> [PROBLEM TO SOLVE] Omit the pictures and output every entry below exactly as written.

> [PROVIDED DATA]
+ + + + + + +
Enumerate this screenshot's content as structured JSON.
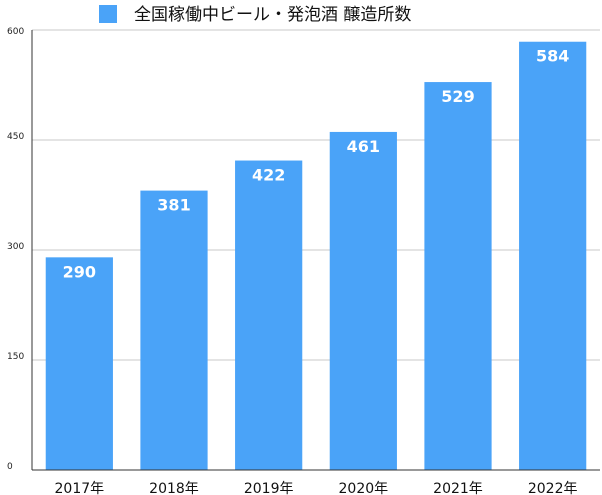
{
  "chart_data": {
    "type": "bar",
    "title": "",
    "xlabel": "",
    "ylabel": "",
    "categories": [
      "2017年",
      "2018年",
      "2019年",
      "2020年",
      "2021年",
      "2022年"
    ],
    "series": [
      {
        "name": "全国稼働中ビール・発泡酒 醸造所数",
        "values": [
          290,
          381,
          422,
          461,
          529,
          584
        ]
      }
    ],
    "ylim": [
      0,
      600
    ],
    "yticks": [
      0,
      150,
      300,
      450,
      600
    ],
    "grid": true,
    "legend_position": "top-center",
    "data_labels": "inside-top",
    "colors": {
      "bar": "#4aa3f8",
      "legend_swatch": "#4aa3f8",
      "grid": "#c8c8c8",
      "axis": "#333333"
    }
  }
}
+ + + + + + +
> [SOLUTION TO THIS PROBLEM]
Enumerate this screenshot's content as structured JSON.
{
  "chart_data": {
    "type": "bar",
    "title": "",
    "xlabel": "",
    "ylabel": "",
    "categories": [
      "2017年",
      "2018年",
      "2019年",
      "2020年",
      "2021年",
      "2022年"
    ],
    "series": [
      {
        "name": "全国稼働中ビール・発泡酒 醸造所数",
        "values": [
          290,
          381,
          422,
          461,
          529,
          584
        ]
      }
    ],
    "ylim": [
      0,
      600
    ],
    "yticks": [
      0,
      150,
      300,
      450,
      600
    ],
    "grid": true,
    "legend_position": "top-center",
    "data_labels": "inside-top",
    "colors": {
      "bar": "#4aa3f8",
      "legend_swatch": "#4aa3f8",
      "grid": "#c8c8c8",
      "axis": "#333333"
    }
  }
}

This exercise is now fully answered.